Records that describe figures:
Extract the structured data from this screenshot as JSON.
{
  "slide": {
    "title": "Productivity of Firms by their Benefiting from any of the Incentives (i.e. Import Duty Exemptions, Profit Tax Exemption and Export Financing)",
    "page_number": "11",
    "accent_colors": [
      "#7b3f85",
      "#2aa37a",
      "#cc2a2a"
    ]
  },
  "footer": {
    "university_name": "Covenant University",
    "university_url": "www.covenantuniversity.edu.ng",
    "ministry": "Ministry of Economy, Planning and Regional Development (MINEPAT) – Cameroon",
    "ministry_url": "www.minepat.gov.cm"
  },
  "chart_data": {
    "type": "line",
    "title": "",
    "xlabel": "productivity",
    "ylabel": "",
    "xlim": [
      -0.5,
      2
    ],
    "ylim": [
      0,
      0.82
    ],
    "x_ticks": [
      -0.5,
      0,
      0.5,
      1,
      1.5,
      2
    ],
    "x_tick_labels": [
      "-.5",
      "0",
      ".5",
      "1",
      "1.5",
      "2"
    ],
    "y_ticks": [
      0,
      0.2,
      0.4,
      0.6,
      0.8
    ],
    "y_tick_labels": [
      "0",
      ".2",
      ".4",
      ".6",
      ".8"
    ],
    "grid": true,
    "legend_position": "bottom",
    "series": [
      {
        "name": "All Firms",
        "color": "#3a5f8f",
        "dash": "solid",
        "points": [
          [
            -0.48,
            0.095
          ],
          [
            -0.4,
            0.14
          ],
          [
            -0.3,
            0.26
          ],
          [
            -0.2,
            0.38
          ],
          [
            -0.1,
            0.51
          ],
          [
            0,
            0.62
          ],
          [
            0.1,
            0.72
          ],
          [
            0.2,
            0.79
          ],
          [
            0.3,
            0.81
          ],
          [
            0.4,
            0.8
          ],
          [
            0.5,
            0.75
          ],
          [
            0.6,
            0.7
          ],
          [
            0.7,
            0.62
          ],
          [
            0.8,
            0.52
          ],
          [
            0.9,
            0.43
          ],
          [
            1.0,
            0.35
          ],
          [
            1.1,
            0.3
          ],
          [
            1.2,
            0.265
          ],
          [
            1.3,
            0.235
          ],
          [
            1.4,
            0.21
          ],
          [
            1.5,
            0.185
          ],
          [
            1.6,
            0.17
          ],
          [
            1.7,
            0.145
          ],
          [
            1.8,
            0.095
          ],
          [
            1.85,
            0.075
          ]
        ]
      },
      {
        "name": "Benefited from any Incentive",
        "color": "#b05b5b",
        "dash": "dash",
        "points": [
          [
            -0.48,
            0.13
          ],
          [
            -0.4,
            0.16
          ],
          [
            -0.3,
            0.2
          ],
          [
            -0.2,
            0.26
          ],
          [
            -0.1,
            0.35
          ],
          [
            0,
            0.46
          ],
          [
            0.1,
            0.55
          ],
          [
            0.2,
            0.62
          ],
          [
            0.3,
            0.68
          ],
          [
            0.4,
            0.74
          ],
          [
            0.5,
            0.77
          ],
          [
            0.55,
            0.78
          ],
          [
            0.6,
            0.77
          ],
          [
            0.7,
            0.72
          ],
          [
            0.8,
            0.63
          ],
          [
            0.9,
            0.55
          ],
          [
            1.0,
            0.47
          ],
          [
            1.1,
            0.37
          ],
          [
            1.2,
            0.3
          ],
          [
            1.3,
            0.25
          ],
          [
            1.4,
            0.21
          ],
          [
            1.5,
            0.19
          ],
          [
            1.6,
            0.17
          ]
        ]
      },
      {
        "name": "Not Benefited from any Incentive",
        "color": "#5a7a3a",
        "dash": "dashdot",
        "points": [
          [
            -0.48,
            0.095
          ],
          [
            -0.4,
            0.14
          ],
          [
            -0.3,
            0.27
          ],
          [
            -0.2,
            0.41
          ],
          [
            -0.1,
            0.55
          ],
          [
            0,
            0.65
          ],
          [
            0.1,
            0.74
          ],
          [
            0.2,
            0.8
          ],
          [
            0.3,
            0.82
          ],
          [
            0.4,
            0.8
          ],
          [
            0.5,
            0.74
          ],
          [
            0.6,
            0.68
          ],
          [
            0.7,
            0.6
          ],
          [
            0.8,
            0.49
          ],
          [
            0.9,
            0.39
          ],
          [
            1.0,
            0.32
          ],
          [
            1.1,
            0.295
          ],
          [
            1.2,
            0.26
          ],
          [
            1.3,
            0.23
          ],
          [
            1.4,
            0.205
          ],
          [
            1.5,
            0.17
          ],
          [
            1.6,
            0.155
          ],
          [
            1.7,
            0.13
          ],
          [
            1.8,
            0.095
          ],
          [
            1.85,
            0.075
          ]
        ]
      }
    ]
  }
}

-- WHAT THE EXERCISE ASKS --
Repeat the material in full, exactly as it stands.

-- FULL OUTPUT --
Extract the structured data from this screenshot as JSON.
{
  "slide": {
    "title": "Productivity of Firms by their Benefiting from any of the Incentives (i.e. Import Duty Exemptions, Profit Tax Exemption and Export Financing)",
    "page_number": "11",
    "accent_colors": [
      "#7b3f85",
      "#2aa37a",
      "#cc2a2a"
    ]
  },
  "footer": {
    "university_name": "Covenant University",
    "university_url": "www.covenantuniversity.edu.ng",
    "ministry": "Ministry of Economy, Planning and Regional Development (MINEPAT) – Cameroon",
    "ministry_url": "www.minepat.gov.cm"
  },
  "chart_data": {
    "type": "line",
    "title": "",
    "xlabel": "productivity",
    "ylabel": "",
    "xlim": [
      -0.5,
      2
    ],
    "ylim": [
      0,
      0.82
    ],
    "x_ticks": [
      -0.5,
      0,
      0.5,
      1,
      1.5,
      2
    ],
    "x_tick_labels": [
      "-.5",
      "0",
      ".5",
      "1",
      "1.5",
      "2"
    ],
    "y_ticks": [
      0,
      0.2,
      0.4,
      0.6,
      0.8
    ],
    "y_tick_labels": [
      "0",
      ".2",
      ".4",
      ".6",
      ".8"
    ],
    "grid": true,
    "legend_position": "bottom",
    "series": [
      {
        "name": "All Firms",
        "color": "#3a5f8f",
        "dash": "solid",
        "points": [
          [
            -0.48,
            0.095
          ],
          [
            -0.4,
            0.14
          ],
          [
            -0.3,
            0.26
          ],
          [
            -0.2,
            0.38
          ],
          [
            -0.1,
            0.51
          ],
          [
            0,
            0.62
          ],
          [
            0.1,
            0.72
          ],
          [
            0.2,
            0.79
          ],
          [
            0.3,
            0.81
          ],
          [
            0.4,
            0.8
          ],
          [
            0.5,
            0.75
          ],
          [
            0.6,
            0.7
          ],
          [
            0.7,
            0.62
          ],
          [
            0.8,
            0.52
          ],
          [
            0.9,
            0.43
          ],
          [
            1.0,
            0.35
          ],
          [
            1.1,
            0.3
          ],
          [
            1.2,
            0.265
          ],
          [
            1.3,
            0.235
          ],
          [
            1.4,
            0.21
          ],
          [
            1.5,
            0.185
          ],
          [
            1.6,
            0.17
          ],
          [
            1.7,
            0.145
          ],
          [
            1.8,
            0.095
          ],
          [
            1.85,
            0.075
          ]
        ]
      },
      {
        "name": "Benefited from any Incentive",
        "color": "#b05b5b",
        "dash": "dash",
        "points": [
          [
            -0.48,
            0.13
          ],
          [
            -0.4,
            0.16
          ],
          [
            -0.3,
            0.2
          ],
          [
            -0.2,
            0.26
          ],
          [
            -0.1,
            0.35
          ],
          [
            0,
            0.46
          ],
          [
            0.1,
            0.55
          ],
          [
            0.2,
            0.62
          ],
          [
            0.3,
            0.68
          ],
          [
            0.4,
            0.74
          ],
          [
            0.5,
            0.77
          ],
          [
            0.55,
            0.78
          ],
          [
            0.6,
            0.77
          ],
          [
            0.7,
            0.72
          ],
          [
            0.8,
            0.63
          ],
          [
            0.9,
            0.55
          ],
          [
            1.0,
            0.47
          ],
          [
            1.1,
            0.37
          ],
          [
            1.2,
            0.3
          ],
          [
            1.3,
            0.25
          ],
          [
            1.4,
            0.21
          ],
          [
            1.5,
            0.19
          ],
          [
            1.6,
            0.17
          ]
        ]
      },
      {
        "name": "Not Benefited from any Incentive",
        "color": "#5a7a3a",
        "dash": "dashdot",
        "points": [
          [
            -0.48,
            0.095
          ],
          [
            -0.4,
            0.14
          ],
          [
            -0.3,
            0.27
          ],
          [
            -0.2,
            0.41
          ],
          [
            -0.1,
            0.55
          ],
          [
            0,
            0.65
          ],
          [
            0.1,
            0.74
          ],
          [
            0.2,
            0.8
          ],
          [
            0.3,
            0.82
          ],
          [
            0.4,
            0.8
          ],
          [
            0.5,
            0.74
          ],
          [
            0.6,
            0.68
          ],
          [
            0.7,
            0.6
          ],
          [
            0.8,
            0.49
          ],
          [
            0.9,
            0.39
          ],
          [
            1.0,
            0.32
          ],
          [
            1.1,
            0.295
          ],
          [
            1.2,
            0.26
          ],
          [
            1.3,
            0.23
          ],
          [
            1.4,
            0.205
          ],
          [
            1.5,
            0.17
          ],
          [
            1.6,
            0.155
          ],
          [
            1.7,
            0.13
          ],
          [
            1.8,
            0.095
          ],
          [
            1.85,
            0.075
          ]
        ]
      }
    ]
  }
}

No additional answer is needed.